YOUR GOAL ▸
All lines in the data bearing the string "none" should be identified and copied.

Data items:
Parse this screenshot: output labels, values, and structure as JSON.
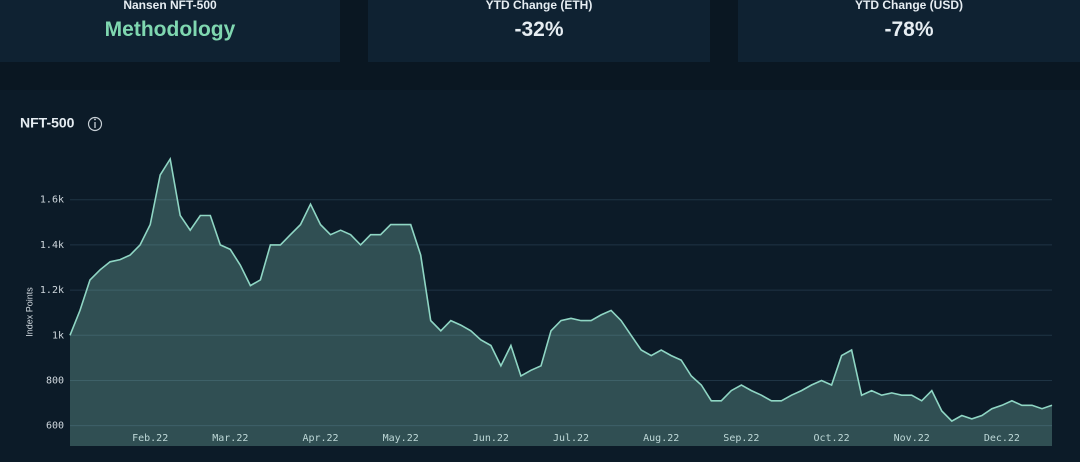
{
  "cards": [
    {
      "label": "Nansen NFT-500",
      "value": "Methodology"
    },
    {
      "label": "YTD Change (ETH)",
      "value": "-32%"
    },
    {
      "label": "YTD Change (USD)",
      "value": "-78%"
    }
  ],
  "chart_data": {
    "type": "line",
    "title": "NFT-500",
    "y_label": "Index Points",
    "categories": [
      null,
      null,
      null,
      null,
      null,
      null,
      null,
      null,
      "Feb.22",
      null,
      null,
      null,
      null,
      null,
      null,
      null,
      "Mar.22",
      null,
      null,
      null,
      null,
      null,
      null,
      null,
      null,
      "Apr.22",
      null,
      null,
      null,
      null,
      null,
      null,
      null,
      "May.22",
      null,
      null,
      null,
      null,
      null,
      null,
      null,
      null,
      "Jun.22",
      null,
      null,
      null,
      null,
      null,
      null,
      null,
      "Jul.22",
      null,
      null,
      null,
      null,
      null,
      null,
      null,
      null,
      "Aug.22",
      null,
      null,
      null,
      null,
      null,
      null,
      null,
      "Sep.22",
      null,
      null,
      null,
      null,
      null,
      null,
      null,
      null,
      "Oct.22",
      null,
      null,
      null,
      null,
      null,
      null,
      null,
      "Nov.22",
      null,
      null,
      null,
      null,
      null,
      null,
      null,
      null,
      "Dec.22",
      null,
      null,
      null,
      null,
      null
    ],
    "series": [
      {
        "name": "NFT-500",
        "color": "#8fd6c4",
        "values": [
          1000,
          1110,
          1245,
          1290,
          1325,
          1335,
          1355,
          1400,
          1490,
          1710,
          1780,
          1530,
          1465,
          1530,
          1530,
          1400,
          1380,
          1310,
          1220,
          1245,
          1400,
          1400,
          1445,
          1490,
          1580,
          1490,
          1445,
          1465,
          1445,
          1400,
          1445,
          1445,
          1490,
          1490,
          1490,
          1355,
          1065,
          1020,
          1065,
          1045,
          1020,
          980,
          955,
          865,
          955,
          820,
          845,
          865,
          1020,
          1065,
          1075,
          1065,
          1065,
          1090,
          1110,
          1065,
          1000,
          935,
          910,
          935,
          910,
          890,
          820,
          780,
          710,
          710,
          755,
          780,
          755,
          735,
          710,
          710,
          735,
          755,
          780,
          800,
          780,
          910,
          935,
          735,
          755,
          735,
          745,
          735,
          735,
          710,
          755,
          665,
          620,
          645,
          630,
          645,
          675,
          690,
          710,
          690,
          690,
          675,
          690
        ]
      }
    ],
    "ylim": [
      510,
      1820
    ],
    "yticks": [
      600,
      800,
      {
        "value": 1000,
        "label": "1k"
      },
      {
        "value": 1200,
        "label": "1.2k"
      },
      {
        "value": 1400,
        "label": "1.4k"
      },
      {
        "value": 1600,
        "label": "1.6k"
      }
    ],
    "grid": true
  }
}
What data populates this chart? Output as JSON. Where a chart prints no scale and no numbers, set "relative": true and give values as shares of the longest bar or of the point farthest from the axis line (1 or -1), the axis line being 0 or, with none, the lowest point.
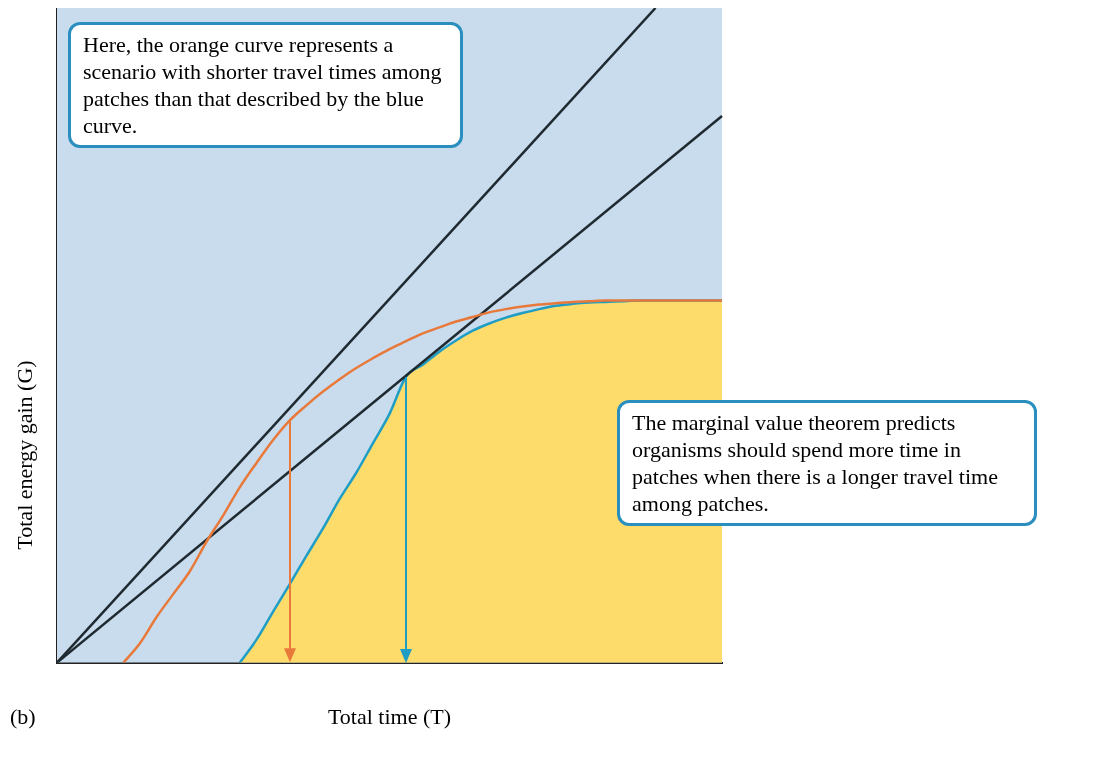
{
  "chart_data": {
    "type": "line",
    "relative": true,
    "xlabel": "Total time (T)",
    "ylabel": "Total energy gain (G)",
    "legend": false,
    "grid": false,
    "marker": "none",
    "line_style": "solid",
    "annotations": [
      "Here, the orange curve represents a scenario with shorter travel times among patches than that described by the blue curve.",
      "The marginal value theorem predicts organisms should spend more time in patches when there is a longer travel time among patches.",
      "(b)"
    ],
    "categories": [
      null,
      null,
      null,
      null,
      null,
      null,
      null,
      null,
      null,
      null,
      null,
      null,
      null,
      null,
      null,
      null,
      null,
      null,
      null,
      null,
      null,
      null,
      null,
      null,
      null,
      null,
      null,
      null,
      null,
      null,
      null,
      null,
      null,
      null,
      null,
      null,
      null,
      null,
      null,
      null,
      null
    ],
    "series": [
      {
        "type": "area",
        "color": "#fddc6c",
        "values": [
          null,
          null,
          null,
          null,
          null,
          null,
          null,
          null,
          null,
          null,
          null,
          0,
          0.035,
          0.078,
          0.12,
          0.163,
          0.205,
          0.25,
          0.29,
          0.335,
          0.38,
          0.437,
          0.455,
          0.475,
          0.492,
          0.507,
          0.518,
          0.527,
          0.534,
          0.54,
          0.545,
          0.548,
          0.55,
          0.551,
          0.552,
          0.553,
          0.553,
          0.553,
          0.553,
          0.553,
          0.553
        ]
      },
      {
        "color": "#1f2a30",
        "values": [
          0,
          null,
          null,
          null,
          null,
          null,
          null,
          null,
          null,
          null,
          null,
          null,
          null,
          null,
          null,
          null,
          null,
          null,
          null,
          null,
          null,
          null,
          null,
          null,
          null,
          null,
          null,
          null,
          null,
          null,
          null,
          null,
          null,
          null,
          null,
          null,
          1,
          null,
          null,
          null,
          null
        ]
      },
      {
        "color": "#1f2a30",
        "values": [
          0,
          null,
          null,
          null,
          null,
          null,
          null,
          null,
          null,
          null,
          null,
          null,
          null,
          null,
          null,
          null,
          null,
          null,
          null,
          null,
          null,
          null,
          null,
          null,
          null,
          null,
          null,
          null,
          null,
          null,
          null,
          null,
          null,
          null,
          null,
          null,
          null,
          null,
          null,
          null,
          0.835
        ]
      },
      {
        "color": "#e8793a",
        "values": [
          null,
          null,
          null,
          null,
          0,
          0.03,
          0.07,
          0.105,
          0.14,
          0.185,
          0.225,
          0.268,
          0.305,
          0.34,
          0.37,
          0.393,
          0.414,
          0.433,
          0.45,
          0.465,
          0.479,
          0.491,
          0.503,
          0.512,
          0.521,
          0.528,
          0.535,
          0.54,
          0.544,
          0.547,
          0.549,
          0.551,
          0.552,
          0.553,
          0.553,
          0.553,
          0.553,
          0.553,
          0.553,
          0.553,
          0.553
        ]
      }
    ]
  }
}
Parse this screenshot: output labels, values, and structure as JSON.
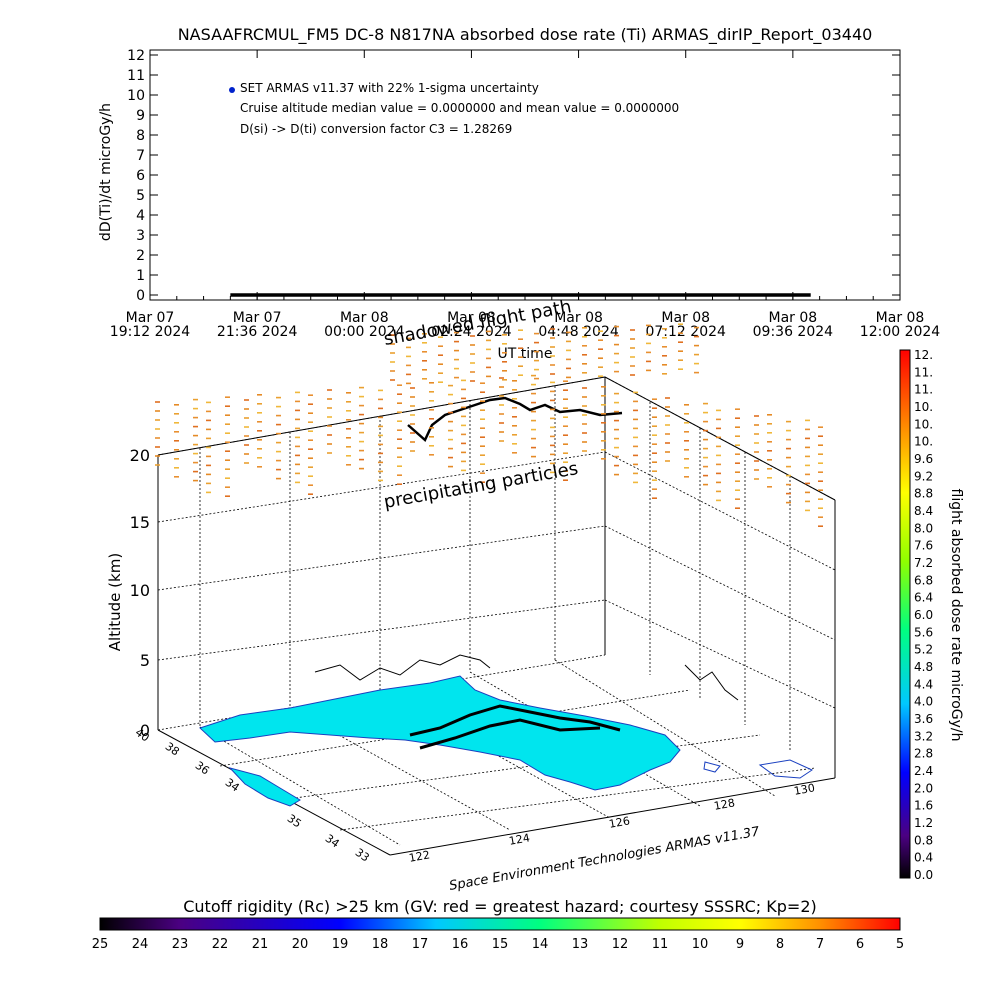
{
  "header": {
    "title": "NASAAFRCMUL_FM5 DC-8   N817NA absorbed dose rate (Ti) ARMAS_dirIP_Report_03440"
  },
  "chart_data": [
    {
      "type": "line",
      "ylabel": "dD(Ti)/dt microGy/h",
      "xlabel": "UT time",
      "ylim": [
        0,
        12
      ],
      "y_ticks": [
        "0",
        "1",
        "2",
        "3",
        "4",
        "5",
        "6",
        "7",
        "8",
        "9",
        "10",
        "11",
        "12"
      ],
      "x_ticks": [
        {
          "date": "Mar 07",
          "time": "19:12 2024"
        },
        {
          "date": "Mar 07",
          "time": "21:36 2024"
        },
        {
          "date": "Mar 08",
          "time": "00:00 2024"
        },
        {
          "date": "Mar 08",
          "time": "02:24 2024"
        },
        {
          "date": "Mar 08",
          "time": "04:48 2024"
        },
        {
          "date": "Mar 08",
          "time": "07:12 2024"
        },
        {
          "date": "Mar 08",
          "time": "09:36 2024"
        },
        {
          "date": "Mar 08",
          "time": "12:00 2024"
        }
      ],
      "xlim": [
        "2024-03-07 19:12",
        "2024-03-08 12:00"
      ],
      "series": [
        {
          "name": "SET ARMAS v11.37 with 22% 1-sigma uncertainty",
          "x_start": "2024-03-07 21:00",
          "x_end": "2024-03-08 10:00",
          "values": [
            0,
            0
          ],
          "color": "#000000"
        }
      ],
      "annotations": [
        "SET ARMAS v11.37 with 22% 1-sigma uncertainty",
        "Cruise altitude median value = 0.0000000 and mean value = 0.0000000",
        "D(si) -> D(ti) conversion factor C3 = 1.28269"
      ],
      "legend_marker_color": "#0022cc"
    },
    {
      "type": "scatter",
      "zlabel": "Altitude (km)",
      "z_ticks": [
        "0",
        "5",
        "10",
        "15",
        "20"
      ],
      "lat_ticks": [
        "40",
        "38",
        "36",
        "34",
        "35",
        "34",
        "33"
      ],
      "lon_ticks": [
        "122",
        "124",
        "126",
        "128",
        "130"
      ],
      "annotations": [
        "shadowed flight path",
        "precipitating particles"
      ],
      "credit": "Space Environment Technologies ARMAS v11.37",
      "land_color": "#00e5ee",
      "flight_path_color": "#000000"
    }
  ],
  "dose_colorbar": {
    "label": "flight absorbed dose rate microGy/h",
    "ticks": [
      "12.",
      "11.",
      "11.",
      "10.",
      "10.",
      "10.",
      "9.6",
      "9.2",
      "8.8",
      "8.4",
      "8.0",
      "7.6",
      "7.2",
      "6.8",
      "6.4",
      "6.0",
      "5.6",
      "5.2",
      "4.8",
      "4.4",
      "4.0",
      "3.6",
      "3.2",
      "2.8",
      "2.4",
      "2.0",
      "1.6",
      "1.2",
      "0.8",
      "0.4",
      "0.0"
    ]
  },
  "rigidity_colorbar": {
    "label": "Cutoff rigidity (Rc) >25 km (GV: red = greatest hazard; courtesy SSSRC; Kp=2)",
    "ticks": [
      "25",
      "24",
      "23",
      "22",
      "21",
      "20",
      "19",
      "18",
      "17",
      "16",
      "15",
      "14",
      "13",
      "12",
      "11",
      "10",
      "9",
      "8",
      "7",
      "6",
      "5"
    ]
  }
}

SOLVED PROBLEM ▸
What data populates this chart? Output as JSON. Where a chart prints no scale and no numbers, set "relative": true and give values as shares of the longest bar or of the point farthest from the axis line (1 or -1), the axis line being 0 or, with none, the lowest point.
    "marker": "none",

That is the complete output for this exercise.